<<<<

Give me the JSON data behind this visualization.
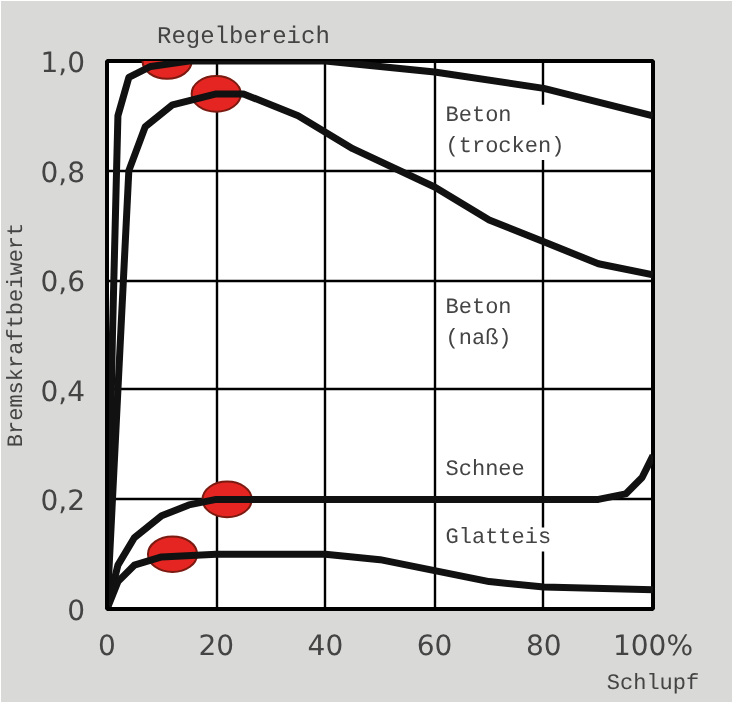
{
  "chart_data": {
    "type": "line",
    "title": "Regelbereich",
    "xlabel": "Schlupf",
    "ylabel": "Bremskraftbeiwert",
    "xlim": [
      0,
      100
    ],
    "ylim": [
      0,
      1.0
    ],
    "xticks": [
      0,
      20,
      40,
      60,
      80,
      {
        "value": 100,
        "label": "100%"
      }
    ],
    "yticks": [
      0,
      {
        "value": 0.2,
        "label": "0,2"
      },
      {
        "value": 0.4,
        "label": "0,4"
      },
      {
        "value": 0.6,
        "label": "0,6"
      },
      {
        "value": 0.8,
        "label": "0,8"
      },
      {
        "value": 1.0,
        "label": "1,0"
      }
    ],
    "grid": true,
    "line_style": "solid",
    "series": [
      {
        "name": "Beton\n(trocken)",
        "color": "#111111",
        "x": [
          0,
          1,
          2,
          4,
          8,
          15,
          40,
          60,
          80,
          100
        ],
        "values": [
          0,
          0.5,
          0.9,
          0.97,
          0.99,
          1.0,
          1.0,
          0.98,
          0.95,
          0.9
        ]
      },
      {
        "name": "Beton\n(naß)",
        "color": "#111111",
        "x": [
          0,
          2,
          4,
          7,
          12,
          20,
          25,
          35,
          45,
          60,
          70,
          80,
          90,
          100
        ],
        "values": [
          0,
          0.4,
          0.8,
          0.88,
          0.92,
          0.94,
          0.94,
          0.9,
          0.84,
          0.77,
          0.71,
          0.67,
          0.63,
          0.61
        ]
      },
      {
        "name": "Schnee",
        "color": "#111111",
        "x": [
          0,
          2,
          5,
          10,
          15,
          20,
          40,
          60,
          90,
          95,
          98,
          100
        ],
        "values": [
          0,
          0.08,
          0.13,
          0.17,
          0.19,
          0.2,
          0.2,
          0.2,
          0.2,
          0.21,
          0.24,
          0.28
        ]
      },
      {
        "name": "Glatteis",
        "color": "#111111",
        "x": [
          0,
          2,
          5,
          10,
          20,
          40,
          50,
          60,
          70,
          80,
          100
        ],
        "values": [
          0,
          0.05,
          0.08,
          0.095,
          0.1,
          0.1,
          0.09,
          0.07,
          0.05,
          0.04,
          0.035
        ]
      },
      {
        "type": "scatter",
        "color": "#e52521",
        "x": [
          11,
          20,
          22,
          12
        ],
        "values": [
          1.0,
          0.94,
          0.2,
          0.1
        ]
      }
    ]
  }
}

>>>>

__Aim__.
Leave out the pictures, and give all the records again exactly.

__Task response__.
Give me the JSON data behind this visualization.
{
  "chart_data": {
    "type": "line",
    "title": "Regelbereich",
    "xlabel": "Schlupf",
    "ylabel": "Bremskraftbeiwert",
    "xlim": [
      0,
      100
    ],
    "ylim": [
      0,
      1.0
    ],
    "xticks": [
      0,
      20,
      40,
      60,
      80,
      {
        "value": 100,
        "label": "100%"
      }
    ],
    "yticks": [
      0,
      {
        "value": 0.2,
        "label": "0,2"
      },
      {
        "value": 0.4,
        "label": "0,4"
      },
      {
        "value": 0.6,
        "label": "0,6"
      },
      {
        "value": 0.8,
        "label": "0,8"
      },
      {
        "value": 1.0,
        "label": "1,0"
      }
    ],
    "grid": true,
    "line_style": "solid",
    "series": [
      {
        "name": "Beton\n(trocken)",
        "color": "#111111",
        "x": [
          0,
          1,
          2,
          4,
          8,
          15,
          40,
          60,
          80,
          100
        ],
        "values": [
          0,
          0.5,
          0.9,
          0.97,
          0.99,
          1.0,
          1.0,
          0.98,
          0.95,
          0.9
        ]
      },
      {
        "name": "Beton\n(naß)",
        "color": "#111111",
        "x": [
          0,
          2,
          4,
          7,
          12,
          20,
          25,
          35,
          45,
          60,
          70,
          80,
          90,
          100
        ],
        "values": [
          0,
          0.4,
          0.8,
          0.88,
          0.92,
          0.94,
          0.94,
          0.9,
          0.84,
          0.77,
          0.71,
          0.67,
          0.63,
          0.61
        ]
      },
      {
        "name": "Schnee",
        "color": "#111111",
        "x": [
          0,
          2,
          5,
          10,
          15,
          20,
          40,
          60,
          90,
          95,
          98,
          100
        ],
        "values": [
          0,
          0.08,
          0.13,
          0.17,
          0.19,
          0.2,
          0.2,
          0.2,
          0.2,
          0.21,
          0.24,
          0.28
        ]
      },
      {
        "name": "Glatteis",
        "color": "#111111",
        "x": [
          0,
          2,
          5,
          10,
          20,
          40,
          50,
          60,
          70,
          80,
          100
        ],
        "values": [
          0,
          0.05,
          0.08,
          0.095,
          0.1,
          0.1,
          0.09,
          0.07,
          0.05,
          0.04,
          0.035
        ]
      },
      {
        "type": "scatter",
        "color": "#e52521",
        "x": [
          11,
          20,
          22,
          12
        ],
        "values": [
          1.0,
          0.94,
          0.2,
          0.1
        ]
      }
    ]
  }
}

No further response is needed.